SUPPLIED MATERIAL:
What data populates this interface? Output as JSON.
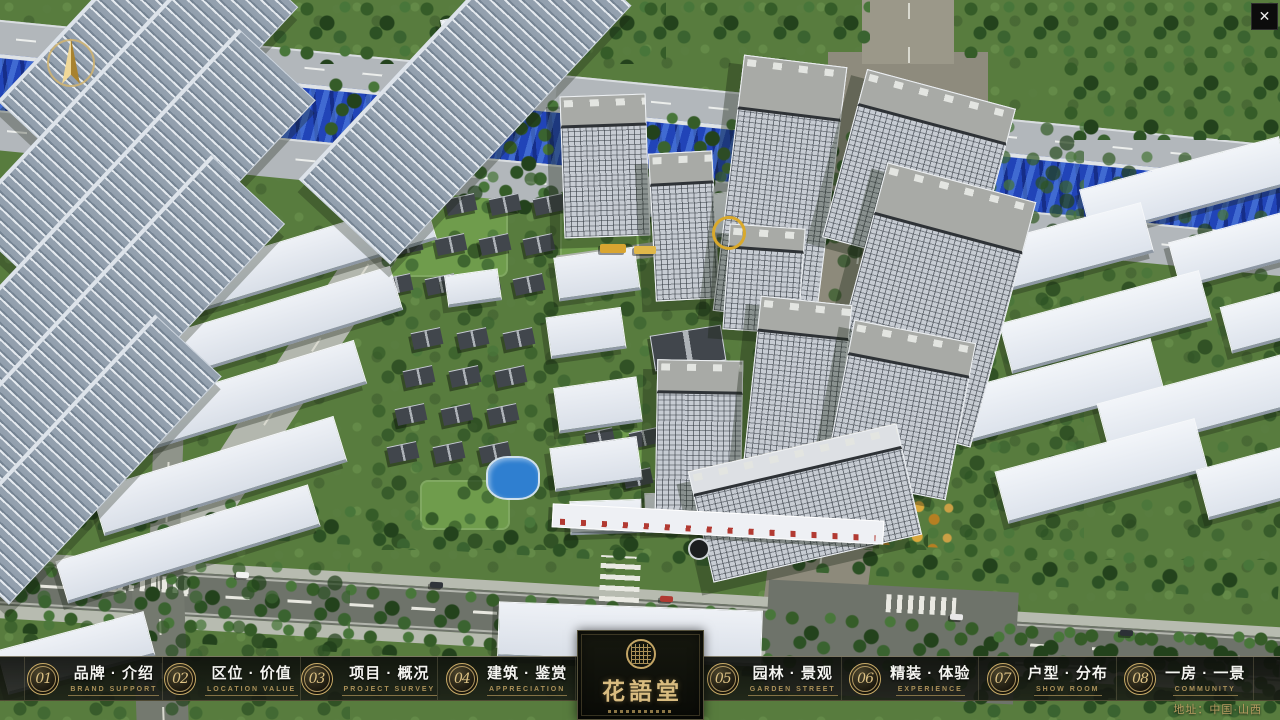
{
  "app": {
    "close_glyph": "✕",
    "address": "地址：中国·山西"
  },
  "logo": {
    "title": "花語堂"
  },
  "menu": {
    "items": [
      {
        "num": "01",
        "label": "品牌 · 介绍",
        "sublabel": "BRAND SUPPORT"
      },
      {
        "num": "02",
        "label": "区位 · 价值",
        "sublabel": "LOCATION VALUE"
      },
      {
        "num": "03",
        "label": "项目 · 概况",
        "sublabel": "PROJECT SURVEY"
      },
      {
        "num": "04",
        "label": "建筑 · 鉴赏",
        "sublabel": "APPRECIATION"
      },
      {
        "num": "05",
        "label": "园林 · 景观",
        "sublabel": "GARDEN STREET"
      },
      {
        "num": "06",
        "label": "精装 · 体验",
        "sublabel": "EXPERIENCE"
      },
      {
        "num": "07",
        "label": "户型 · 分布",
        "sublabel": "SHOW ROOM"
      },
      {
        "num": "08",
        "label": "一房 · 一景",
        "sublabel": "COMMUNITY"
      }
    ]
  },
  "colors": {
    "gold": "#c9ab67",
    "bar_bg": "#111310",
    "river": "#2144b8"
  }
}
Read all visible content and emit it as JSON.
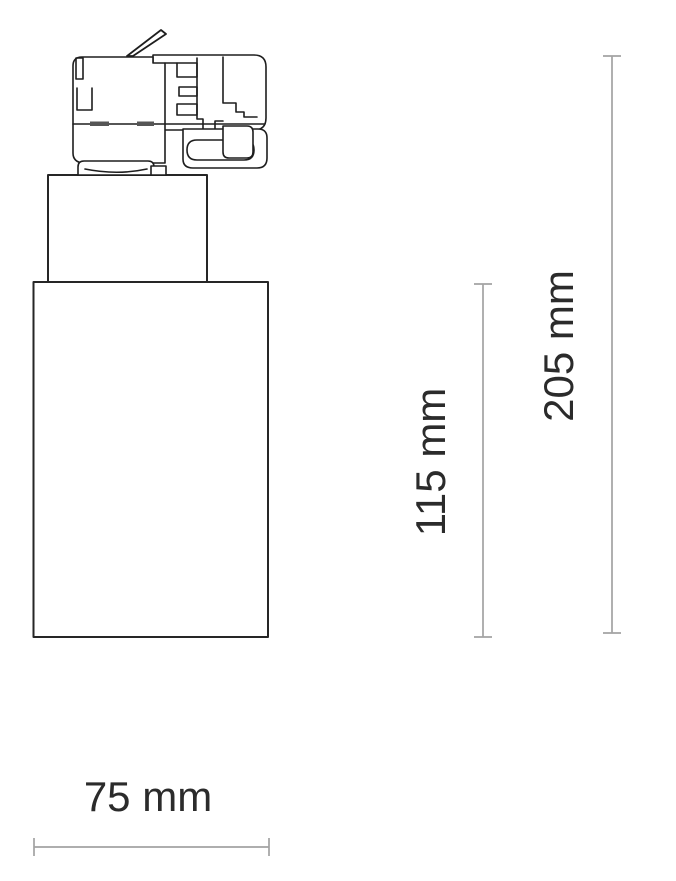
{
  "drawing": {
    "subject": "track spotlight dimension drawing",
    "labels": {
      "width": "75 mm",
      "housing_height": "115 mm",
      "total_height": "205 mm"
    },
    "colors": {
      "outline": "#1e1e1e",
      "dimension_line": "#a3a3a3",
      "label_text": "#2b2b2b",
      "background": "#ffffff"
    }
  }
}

SHORT PROBLEM: Pictures are to be left out; all else in the entries above is to be quoted exactly.

RESPONSE TO THIS TASK:
What data populates this interface? Output as JSON.
{
  "app": {
    "close_glyph": "✕",
    "address": "地址：中国·山西"
  },
  "logo": {
    "title": "花語堂"
  },
  "menu": {
    "items": [
      {
        "num": "01",
        "label": "品牌 · 介绍",
        "sublabel": "BRAND SUPPORT"
      },
      {
        "num": "02",
        "label": "区位 · 价值",
        "sublabel": "LOCATION VALUE"
      },
      {
        "num": "03",
        "label": "项目 · 概况",
        "sublabel": "PROJECT SURVEY"
      },
      {
        "num": "04",
        "label": "建筑 · 鉴赏",
        "sublabel": "APPRECIATION"
      },
      {
        "num": "05",
        "label": "园林 · 景观",
        "sublabel": "GARDEN STREET"
      },
      {
        "num": "06",
        "label": "精装 · 体验",
        "sublabel": "EXPERIENCE"
      },
      {
        "num": "07",
        "label": "户型 · 分布",
        "sublabel": "SHOW ROOM"
      },
      {
        "num": "08",
        "label": "一房 · 一景",
        "sublabel": "COMMUNITY"
      }
    ]
  },
  "colors": {
    "gold": "#c9ab67",
    "bar_bg": "#111310",
    "river": "#2144b8"
  }
}
Read all visible content and emit it as JSON.
{
  "drawing": {
    "subject": "track spotlight dimension drawing",
    "labels": {
      "width": "75 mm",
      "housing_height": "115 mm",
      "total_height": "205 mm"
    },
    "colors": {
      "outline": "#1e1e1e",
      "dimension_line": "#a3a3a3",
      "label_text": "#2b2b2b",
      "background": "#ffffff"
    }
  }
}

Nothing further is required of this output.